#### WHAT IS BEING ASKED
Copy the lines of the listing word for word, starting at the first line and ending at the line that contains "338, 785, 358]".
=== SOURCE MATERIAL ===
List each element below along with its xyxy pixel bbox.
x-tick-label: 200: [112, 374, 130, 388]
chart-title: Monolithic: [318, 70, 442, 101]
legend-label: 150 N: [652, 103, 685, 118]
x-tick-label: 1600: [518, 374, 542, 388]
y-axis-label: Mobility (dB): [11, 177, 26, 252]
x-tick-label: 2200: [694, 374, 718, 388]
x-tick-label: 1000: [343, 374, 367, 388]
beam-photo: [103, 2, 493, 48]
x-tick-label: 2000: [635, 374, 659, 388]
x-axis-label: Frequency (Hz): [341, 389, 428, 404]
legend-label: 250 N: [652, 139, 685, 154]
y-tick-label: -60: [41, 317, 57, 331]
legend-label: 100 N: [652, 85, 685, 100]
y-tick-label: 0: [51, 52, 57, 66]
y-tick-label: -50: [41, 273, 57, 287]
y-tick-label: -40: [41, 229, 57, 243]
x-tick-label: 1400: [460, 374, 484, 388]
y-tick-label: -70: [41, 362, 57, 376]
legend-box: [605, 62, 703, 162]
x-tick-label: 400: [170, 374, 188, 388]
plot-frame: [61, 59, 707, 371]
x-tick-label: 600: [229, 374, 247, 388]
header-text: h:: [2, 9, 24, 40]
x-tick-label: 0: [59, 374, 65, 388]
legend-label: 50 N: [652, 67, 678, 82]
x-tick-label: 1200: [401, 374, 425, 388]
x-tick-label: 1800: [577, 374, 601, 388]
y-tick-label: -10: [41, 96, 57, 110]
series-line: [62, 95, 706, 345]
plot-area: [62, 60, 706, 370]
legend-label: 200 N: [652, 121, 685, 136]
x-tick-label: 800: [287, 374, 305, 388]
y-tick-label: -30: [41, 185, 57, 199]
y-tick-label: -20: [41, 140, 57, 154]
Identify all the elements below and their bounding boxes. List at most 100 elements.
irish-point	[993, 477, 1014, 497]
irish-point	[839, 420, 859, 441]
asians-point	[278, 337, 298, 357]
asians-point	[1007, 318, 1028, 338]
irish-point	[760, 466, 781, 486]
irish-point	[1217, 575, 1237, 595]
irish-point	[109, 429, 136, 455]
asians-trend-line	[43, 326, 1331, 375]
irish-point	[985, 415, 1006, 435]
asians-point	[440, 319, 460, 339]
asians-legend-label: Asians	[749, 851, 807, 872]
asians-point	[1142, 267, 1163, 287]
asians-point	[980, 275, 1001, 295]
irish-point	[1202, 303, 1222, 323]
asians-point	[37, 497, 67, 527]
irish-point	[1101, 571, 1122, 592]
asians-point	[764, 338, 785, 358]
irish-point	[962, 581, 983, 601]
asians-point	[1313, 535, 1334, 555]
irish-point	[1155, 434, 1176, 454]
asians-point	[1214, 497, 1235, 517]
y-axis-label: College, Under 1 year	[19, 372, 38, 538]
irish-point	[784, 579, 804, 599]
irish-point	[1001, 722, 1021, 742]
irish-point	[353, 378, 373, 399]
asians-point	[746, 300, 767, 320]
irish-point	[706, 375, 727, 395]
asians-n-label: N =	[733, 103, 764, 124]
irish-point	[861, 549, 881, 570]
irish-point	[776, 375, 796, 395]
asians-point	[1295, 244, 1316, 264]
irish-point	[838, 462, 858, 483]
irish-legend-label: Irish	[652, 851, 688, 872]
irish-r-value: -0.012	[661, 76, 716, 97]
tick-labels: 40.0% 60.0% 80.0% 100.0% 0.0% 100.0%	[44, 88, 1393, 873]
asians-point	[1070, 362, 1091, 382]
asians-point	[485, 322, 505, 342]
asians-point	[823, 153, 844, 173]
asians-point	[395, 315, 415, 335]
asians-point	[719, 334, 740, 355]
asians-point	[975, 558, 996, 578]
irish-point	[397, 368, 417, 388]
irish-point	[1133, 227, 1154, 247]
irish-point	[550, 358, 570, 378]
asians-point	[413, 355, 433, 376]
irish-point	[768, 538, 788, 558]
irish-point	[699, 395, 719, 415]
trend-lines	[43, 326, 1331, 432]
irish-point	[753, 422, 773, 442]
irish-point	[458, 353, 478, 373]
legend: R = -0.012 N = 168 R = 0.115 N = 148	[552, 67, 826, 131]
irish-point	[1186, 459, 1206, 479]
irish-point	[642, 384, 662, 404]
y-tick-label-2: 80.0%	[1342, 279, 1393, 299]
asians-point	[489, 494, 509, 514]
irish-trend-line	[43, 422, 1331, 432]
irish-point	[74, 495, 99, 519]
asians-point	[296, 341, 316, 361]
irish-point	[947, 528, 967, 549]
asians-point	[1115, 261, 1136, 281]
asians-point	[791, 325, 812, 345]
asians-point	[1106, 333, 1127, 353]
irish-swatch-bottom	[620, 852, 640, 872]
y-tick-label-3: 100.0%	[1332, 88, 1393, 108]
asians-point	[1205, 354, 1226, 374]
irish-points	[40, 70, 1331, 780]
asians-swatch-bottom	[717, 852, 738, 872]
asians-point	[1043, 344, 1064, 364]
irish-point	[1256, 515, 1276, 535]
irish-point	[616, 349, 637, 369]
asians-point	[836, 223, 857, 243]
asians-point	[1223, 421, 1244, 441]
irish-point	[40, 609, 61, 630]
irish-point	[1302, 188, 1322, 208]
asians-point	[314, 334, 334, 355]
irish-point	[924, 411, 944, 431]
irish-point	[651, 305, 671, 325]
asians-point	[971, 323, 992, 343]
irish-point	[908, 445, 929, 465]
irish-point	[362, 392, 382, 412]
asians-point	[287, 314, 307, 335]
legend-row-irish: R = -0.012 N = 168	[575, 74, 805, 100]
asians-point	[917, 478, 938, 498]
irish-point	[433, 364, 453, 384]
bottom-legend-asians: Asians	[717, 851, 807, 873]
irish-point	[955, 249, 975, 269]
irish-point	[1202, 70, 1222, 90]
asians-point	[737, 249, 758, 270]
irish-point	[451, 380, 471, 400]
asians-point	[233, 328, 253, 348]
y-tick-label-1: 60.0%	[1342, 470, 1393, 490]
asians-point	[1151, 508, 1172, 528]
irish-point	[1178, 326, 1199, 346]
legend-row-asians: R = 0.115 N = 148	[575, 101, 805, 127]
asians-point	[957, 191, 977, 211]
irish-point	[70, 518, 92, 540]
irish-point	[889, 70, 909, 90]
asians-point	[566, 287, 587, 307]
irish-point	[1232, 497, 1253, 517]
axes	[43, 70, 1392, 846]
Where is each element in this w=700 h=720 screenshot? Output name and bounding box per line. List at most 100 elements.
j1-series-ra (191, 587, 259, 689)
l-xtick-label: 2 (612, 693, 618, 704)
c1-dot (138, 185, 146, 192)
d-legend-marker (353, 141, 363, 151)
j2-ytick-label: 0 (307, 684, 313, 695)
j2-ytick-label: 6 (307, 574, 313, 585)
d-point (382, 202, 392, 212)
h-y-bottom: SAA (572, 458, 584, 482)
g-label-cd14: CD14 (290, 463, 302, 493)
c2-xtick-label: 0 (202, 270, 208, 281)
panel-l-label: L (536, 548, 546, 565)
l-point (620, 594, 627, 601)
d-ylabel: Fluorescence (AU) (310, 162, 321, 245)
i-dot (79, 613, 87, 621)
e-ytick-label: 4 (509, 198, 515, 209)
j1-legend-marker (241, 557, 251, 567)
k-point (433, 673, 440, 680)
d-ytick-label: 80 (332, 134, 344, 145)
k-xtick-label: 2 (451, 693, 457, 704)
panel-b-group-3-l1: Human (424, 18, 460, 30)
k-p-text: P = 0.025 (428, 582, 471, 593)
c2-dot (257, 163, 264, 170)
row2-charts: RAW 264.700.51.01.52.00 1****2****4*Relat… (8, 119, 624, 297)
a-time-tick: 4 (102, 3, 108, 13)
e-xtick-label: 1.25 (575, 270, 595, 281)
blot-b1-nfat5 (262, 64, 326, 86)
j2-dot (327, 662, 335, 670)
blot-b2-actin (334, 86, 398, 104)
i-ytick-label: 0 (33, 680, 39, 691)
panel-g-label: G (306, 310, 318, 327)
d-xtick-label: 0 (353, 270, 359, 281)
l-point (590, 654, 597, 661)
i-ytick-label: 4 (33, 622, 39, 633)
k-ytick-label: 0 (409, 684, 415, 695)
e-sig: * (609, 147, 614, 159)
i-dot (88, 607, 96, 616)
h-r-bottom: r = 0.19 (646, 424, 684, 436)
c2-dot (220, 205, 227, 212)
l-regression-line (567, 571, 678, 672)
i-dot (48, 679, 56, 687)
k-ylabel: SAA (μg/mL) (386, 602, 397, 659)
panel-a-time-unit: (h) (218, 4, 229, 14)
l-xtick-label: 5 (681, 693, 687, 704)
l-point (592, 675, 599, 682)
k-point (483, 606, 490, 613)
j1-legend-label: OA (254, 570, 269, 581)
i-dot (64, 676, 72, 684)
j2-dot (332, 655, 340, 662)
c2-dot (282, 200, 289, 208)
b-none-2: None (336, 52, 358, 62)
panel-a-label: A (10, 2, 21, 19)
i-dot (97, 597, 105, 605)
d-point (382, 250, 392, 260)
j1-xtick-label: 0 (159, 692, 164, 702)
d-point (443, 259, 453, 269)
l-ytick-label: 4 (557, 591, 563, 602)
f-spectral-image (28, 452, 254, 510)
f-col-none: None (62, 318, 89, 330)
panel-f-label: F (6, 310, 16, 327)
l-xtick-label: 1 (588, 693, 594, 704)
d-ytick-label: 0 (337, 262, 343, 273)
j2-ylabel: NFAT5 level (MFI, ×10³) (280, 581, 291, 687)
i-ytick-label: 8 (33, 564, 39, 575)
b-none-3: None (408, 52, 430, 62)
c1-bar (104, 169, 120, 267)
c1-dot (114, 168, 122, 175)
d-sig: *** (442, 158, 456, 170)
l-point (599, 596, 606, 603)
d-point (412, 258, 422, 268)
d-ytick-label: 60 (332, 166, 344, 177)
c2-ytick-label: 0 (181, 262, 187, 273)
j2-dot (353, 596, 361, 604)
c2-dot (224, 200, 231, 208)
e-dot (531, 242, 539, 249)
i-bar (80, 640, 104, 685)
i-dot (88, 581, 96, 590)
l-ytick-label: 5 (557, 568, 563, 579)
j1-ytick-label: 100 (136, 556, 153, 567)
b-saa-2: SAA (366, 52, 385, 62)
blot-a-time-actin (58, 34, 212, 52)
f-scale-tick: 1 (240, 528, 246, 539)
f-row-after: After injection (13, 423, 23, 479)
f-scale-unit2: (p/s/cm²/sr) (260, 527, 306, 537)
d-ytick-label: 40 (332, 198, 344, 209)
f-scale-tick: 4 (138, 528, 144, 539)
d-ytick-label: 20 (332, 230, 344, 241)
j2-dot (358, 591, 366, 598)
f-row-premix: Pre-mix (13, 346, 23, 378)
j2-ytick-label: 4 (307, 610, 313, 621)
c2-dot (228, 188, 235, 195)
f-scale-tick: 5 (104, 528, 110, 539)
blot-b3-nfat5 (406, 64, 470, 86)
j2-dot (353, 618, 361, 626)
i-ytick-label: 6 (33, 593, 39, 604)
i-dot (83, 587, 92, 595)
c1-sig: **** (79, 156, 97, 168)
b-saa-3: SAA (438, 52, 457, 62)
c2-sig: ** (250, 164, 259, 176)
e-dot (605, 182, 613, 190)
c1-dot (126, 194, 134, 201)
===
#### FINAL ANSWER
List each element below along with its xyxy pixel bbox.
x-tick-label: 200: [112, 374, 130, 388]
chart-title: Monolithic: [318, 70, 442, 101]
legend-label: 150 N: [652, 103, 685, 118]
x-tick-label: 1600: [518, 374, 542, 388]
y-axis-label: Mobility (dB): [11, 177, 26, 252]
x-tick-label: 2200: [694, 374, 718, 388]
x-tick-label: 1000: [343, 374, 367, 388]
beam-photo: [103, 2, 493, 48]
x-tick-label: 2000: [635, 374, 659, 388]
x-axis-label: Frequency (Hz): [341, 389, 428, 404]
legend-label: 250 N: [652, 139, 685, 154]
y-tick-label: -60: [41, 317, 57, 331]
legend-label: 100 N: [652, 85, 685, 100]
y-tick-label: 0: [51, 52, 57, 66]
y-tick-label: -50: [41, 273, 57, 287]
y-tick-label: -40: [41, 229, 57, 243]
x-tick-label: 1400: [460, 374, 484, 388]
y-tick-label: -70: [41, 362, 57, 376]
legend-box: [605, 62, 703, 162]
x-tick-label: 400: [170, 374, 188, 388]
plot-frame: [61, 59, 707, 371]
x-tick-label: 600: [229, 374, 247, 388]
header-text: h:: [2, 9, 24, 40]
x-tick-label: 0: [59, 374, 65, 388]
legend-label: 50 N: [652, 67, 678, 82]
x-tick-label: 1200: [401, 374, 425, 388]
x-tick-label: 1800: [577, 374, 601, 388]
y-tick-label: -10: [41, 96, 57, 110]
series-line: [62, 95, 706, 345]
plot-area: [62, 60, 706, 370]
legend-label: 200 N: [652, 121, 685, 136]
x-tick-label: 800: [287, 374, 305, 388]
y-tick-label: -30: [41, 185, 57, 199]
y-tick-label: -20: [41, 140, 57, 154]
Identify all the elements below and their bounding boxes. List at most 100 elements.
irish-point	[993, 477, 1014, 497]
irish-point	[839, 420, 859, 441]
asians-point	[278, 337, 298, 357]
asians-point	[1007, 318, 1028, 338]
irish-point	[760, 466, 781, 486]
irish-point	[1217, 575, 1237, 595]
irish-point	[109, 429, 136, 455]
asians-trend-line	[43, 326, 1331, 375]
irish-point	[985, 415, 1006, 435]
asians-point	[440, 319, 460, 339]
asians-legend-label: Asians	[749, 851, 807, 872]
asians-point	[1142, 267, 1163, 287]
asians-point	[980, 275, 1001, 295]
irish-point	[1202, 303, 1222, 323]
asians-point	[37, 497, 67, 527]
irish-point	[1101, 571, 1122, 592]
asians-point	[764, 338, 785, 358]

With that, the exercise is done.